#### Written request:
Every line that holds the string "height" is to be identified and copied.

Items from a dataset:

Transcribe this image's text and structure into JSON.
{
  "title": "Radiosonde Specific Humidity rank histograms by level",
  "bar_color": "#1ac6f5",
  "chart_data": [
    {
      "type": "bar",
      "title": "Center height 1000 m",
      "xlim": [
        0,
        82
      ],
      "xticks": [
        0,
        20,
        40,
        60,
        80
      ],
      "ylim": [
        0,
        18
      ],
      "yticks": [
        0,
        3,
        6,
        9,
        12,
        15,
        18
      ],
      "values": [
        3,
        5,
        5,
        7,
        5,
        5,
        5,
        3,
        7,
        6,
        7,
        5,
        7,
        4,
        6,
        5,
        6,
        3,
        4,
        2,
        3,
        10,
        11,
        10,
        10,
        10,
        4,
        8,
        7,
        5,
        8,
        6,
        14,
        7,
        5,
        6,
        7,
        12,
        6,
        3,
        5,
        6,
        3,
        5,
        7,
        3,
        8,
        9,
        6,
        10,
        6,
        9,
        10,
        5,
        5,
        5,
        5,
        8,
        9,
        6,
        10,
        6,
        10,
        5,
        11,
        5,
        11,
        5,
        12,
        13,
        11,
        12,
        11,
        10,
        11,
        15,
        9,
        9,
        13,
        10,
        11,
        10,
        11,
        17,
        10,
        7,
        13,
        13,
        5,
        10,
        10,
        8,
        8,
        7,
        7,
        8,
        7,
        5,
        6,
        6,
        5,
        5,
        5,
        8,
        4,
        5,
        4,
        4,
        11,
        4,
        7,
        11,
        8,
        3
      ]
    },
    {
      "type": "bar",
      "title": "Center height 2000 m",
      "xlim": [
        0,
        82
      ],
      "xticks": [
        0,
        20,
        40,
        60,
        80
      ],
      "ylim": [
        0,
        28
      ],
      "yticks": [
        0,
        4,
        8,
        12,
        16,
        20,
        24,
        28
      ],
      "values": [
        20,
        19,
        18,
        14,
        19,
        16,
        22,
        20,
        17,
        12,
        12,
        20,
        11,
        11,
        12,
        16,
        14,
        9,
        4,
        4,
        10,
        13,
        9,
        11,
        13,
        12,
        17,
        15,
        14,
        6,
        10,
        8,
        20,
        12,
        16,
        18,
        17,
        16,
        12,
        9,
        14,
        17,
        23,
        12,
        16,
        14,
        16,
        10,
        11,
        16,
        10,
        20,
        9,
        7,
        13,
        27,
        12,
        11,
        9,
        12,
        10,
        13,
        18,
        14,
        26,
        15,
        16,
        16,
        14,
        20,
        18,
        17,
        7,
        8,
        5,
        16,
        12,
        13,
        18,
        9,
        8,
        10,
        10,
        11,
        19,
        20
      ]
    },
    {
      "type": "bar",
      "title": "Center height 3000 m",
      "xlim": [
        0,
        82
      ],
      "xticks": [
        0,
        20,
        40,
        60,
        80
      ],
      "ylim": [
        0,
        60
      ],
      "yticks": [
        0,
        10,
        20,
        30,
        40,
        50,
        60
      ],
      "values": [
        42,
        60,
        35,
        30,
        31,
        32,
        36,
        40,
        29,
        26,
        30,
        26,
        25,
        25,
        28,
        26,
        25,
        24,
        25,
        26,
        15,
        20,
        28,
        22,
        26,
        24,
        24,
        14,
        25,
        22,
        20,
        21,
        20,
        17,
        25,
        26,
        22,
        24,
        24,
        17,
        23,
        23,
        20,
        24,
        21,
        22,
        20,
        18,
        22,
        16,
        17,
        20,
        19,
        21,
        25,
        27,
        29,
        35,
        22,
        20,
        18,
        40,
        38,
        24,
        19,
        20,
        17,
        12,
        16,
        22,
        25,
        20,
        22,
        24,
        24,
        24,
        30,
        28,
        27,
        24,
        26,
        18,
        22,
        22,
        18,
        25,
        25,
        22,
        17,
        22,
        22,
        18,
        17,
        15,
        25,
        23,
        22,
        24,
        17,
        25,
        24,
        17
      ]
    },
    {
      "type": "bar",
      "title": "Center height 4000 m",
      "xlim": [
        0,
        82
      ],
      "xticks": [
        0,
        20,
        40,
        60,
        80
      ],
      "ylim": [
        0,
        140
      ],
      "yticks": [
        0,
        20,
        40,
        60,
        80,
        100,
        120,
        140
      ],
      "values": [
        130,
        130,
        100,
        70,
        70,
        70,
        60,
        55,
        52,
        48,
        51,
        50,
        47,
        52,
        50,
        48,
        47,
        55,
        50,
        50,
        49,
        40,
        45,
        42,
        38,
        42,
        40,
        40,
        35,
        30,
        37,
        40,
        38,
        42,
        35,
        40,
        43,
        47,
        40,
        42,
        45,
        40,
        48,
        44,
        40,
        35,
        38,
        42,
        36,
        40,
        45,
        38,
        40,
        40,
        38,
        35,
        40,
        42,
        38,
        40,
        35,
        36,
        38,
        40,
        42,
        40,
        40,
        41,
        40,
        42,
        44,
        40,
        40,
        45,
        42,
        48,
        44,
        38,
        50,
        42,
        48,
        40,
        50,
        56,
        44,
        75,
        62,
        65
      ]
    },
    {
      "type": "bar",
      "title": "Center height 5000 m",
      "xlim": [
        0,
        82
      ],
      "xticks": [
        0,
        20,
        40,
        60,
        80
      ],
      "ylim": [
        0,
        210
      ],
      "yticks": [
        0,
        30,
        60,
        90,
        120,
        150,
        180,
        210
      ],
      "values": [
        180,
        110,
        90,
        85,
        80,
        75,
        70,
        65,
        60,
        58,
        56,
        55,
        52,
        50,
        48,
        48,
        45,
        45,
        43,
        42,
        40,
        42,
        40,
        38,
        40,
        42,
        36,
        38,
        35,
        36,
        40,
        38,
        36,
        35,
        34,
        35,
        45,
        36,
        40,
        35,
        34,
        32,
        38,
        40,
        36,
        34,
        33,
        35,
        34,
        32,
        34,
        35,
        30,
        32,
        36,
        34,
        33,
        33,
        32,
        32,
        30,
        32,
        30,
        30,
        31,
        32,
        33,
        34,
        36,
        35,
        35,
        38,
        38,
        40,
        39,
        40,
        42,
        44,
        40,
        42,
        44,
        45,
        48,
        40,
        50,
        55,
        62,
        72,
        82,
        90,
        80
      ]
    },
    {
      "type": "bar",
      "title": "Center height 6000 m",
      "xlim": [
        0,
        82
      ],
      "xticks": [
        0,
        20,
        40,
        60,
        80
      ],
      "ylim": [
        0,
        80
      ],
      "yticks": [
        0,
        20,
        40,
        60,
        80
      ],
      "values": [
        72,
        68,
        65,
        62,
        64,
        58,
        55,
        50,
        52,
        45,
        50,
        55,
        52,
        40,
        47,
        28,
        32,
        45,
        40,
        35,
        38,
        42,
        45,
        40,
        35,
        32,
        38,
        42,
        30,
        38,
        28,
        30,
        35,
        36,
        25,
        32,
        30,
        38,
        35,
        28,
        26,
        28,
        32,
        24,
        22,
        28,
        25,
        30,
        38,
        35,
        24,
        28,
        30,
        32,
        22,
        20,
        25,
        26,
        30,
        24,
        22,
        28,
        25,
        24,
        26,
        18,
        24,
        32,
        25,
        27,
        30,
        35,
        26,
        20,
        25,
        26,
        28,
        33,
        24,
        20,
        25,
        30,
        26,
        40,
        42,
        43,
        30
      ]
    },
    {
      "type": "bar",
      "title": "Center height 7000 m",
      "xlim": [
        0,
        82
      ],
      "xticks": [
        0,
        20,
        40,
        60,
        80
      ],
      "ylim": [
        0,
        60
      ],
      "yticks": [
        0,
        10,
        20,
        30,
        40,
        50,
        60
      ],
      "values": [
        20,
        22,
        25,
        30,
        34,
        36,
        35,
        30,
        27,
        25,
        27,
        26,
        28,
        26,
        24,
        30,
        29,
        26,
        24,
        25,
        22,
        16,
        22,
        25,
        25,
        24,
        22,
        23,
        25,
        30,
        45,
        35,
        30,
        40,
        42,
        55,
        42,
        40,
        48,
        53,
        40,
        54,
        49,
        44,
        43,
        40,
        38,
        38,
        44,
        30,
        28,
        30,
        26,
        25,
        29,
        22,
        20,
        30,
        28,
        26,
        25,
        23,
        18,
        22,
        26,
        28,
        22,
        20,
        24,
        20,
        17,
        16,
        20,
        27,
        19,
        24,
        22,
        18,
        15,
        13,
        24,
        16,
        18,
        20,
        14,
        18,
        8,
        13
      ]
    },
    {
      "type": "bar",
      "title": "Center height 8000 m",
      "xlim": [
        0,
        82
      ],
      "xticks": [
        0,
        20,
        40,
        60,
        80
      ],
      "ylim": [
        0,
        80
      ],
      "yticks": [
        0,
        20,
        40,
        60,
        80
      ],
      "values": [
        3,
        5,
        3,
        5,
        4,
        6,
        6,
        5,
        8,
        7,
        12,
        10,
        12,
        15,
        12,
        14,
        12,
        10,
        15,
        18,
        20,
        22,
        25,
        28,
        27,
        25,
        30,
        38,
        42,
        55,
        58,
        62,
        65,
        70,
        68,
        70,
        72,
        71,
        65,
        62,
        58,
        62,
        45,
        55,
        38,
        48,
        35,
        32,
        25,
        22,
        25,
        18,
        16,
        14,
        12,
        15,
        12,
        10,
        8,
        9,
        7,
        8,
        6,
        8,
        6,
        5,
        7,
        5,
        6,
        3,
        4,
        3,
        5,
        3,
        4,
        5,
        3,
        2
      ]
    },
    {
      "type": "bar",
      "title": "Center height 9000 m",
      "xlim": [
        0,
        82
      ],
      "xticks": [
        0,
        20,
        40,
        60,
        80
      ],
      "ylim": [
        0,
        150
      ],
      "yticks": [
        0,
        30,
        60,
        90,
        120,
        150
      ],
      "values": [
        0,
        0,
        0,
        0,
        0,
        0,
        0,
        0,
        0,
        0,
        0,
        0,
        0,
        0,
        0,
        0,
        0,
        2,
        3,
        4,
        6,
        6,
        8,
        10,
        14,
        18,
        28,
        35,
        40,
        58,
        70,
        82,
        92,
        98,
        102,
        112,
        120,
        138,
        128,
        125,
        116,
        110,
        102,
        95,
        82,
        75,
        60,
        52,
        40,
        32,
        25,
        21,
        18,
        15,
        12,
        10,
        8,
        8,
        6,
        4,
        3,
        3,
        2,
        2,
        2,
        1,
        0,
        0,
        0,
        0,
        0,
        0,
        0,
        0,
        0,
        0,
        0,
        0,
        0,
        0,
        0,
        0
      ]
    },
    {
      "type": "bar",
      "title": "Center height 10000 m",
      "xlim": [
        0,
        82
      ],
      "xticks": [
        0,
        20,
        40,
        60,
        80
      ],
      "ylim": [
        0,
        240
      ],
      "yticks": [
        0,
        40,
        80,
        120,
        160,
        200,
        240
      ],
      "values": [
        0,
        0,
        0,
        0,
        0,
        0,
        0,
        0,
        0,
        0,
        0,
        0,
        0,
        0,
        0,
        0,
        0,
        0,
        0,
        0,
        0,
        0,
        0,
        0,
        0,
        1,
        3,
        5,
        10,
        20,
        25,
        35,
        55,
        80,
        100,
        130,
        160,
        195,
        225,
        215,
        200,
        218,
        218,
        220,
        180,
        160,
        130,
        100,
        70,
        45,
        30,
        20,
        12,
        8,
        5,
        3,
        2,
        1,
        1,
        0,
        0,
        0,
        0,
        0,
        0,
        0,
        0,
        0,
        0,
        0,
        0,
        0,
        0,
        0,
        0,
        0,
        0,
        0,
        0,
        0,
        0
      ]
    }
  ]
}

#### Solved problem:
      "title": "Center height 1000 m",
      "title": "Center height 2000 m",
      "title": "Center height 3000 m",
      "title": "Center height 4000 m",
      "title": "Center height 5000 m",
      "title": "Center height 6000 m",
      "title": "Center height 7000 m",
      "title": "Center height 8000 m",
      "title": "Center height 9000 m",
      "title": "Center height 10000 m",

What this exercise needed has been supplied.